BEGIN Dataset records
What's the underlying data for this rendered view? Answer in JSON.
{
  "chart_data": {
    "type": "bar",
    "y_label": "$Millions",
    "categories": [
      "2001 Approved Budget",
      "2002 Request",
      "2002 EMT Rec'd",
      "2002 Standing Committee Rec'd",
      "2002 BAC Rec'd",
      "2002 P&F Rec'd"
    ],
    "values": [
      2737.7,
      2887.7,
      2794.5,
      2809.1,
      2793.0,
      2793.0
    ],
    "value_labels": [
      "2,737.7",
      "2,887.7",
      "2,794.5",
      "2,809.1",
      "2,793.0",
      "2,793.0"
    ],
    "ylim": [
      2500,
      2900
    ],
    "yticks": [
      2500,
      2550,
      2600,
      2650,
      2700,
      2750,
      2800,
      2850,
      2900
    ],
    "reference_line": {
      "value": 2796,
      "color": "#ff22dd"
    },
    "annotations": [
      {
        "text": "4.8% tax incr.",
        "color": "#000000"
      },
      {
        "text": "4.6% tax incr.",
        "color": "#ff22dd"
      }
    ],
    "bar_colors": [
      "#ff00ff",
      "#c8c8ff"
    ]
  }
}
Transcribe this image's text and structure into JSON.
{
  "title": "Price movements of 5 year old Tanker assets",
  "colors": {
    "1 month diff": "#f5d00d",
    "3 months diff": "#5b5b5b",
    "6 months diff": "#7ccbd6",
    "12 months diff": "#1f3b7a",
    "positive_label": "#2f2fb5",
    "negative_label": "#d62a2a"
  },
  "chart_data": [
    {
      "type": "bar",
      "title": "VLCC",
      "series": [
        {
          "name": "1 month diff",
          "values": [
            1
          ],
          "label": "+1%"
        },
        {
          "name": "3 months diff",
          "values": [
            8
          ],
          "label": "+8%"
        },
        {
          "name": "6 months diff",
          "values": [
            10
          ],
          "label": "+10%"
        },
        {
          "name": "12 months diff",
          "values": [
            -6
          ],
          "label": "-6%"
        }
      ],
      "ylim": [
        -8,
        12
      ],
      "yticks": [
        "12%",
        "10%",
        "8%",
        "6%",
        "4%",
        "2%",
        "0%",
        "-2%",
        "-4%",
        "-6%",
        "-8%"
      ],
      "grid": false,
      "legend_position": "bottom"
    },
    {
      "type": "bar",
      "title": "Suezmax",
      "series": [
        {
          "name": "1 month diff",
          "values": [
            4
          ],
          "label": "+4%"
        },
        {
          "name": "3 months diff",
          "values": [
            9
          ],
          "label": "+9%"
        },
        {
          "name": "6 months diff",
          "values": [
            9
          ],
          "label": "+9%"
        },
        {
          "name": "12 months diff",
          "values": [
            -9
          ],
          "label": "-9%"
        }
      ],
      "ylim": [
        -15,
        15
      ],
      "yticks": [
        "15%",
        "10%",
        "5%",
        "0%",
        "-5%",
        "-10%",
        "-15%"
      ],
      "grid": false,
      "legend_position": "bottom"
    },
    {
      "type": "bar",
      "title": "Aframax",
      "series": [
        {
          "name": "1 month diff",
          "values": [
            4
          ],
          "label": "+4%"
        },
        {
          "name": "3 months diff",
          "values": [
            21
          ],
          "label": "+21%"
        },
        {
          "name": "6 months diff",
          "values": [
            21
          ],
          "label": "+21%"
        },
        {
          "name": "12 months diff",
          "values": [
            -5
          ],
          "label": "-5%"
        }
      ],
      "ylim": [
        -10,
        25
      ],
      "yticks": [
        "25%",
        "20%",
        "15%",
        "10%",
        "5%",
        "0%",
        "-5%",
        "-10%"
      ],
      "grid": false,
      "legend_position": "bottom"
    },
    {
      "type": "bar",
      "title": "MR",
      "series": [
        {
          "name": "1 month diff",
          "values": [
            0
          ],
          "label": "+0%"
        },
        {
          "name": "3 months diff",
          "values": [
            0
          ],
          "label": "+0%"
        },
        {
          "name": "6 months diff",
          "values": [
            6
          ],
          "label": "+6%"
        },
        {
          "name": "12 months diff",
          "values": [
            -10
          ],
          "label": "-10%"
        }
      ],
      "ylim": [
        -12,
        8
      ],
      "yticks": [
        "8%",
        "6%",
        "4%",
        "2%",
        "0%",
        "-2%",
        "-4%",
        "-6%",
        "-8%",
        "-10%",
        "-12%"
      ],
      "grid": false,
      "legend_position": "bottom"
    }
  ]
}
END Dataset records
### Task brief:
Find each line with the string "title" and copy it out.

### Written answer:
  "title": "Price movements of 5 year old Tanker assets",
      "title": "VLCC",
      "title": "Suezmax",
      "title": "Aframax",
      "title": "MR",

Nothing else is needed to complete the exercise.